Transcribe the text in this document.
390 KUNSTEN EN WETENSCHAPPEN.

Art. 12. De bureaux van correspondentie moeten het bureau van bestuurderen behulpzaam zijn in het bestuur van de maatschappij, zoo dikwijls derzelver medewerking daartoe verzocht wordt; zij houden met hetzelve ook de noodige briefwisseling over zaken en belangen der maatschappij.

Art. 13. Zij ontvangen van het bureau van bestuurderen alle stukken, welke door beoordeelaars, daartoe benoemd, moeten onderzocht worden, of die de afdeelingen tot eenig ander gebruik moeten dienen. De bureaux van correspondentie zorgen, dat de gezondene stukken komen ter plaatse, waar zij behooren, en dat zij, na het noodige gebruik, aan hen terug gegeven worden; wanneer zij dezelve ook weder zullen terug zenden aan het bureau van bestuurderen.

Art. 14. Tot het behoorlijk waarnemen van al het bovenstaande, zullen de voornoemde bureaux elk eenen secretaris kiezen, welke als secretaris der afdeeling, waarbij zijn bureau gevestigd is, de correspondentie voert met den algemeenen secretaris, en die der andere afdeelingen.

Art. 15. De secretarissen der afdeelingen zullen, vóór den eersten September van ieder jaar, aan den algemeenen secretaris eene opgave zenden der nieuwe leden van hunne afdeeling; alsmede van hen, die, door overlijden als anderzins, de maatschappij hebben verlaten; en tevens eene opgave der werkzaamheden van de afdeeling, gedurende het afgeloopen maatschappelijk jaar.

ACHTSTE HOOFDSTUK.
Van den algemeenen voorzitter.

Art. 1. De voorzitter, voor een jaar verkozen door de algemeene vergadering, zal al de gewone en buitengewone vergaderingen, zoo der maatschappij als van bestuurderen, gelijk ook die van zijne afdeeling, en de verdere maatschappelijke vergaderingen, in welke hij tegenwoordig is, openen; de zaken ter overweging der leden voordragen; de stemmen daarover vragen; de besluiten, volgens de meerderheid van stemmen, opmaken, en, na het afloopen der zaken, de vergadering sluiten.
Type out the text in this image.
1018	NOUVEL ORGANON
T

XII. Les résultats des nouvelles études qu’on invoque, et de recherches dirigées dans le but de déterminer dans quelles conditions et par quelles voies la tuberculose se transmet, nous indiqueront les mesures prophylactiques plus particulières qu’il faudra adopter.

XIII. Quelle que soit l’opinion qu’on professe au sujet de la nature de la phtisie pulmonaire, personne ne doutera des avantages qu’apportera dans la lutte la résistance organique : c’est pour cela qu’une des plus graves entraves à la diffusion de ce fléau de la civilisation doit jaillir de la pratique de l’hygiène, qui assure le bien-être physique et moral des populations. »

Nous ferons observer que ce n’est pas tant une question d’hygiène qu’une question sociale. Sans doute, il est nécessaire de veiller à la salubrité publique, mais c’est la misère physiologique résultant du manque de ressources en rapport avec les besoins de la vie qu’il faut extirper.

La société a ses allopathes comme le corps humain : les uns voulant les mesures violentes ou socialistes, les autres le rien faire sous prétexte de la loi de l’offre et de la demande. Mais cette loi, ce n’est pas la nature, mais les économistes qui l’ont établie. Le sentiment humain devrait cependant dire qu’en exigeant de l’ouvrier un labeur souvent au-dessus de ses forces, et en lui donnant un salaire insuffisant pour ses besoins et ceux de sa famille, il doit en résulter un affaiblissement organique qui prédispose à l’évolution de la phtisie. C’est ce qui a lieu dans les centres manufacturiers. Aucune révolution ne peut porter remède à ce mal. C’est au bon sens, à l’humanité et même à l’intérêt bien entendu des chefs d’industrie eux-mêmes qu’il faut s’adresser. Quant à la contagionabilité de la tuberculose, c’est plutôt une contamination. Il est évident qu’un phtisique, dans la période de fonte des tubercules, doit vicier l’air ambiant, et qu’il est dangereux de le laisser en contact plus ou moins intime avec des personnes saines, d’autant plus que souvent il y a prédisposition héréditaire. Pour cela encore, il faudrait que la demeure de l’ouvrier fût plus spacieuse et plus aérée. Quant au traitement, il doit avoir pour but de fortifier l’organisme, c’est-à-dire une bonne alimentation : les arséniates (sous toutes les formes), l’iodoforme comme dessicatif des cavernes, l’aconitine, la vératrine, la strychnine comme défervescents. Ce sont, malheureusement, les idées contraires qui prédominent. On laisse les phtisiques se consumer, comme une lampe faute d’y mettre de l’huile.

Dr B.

(WHAT YOU WILL DO) Copy every line of the listing containing the string "leden".

(RESPONSE TO THIS TASK)
Art. 15. De secretarissen der afdeelingen zullen, vóór den eersten September van ieder jaar, aan den algemeenen secretaris eene opgave zenden der nieuwe leden van hunne afdeeling; alsmede van hen, die, door overlijden als anderzins, de maatschappij hebben verlaten; en tevens eene opgave der werkzaamheden van de afdeeling, gedurende het afgeloopen maatschappelijk jaar.
Art. 1. De voorzitter, voor een jaar verkozen door de algemeene vergadering, zal al de gewone en buitengewone vergaderingen, zoo der maatschappij als van bestuurderen, gelijk ook die van zijne afdeeling, en de verdere maatschappelijke vergaderingen, in welke hij tegenwoordig is, openen; de zaken ter overweging der leden voordragen; de stemmen daarover vragen; de besluiten, volgens de meerderheid van stemmen, opmaken, en, na het afloopen der zaken, de vergadering sluiten.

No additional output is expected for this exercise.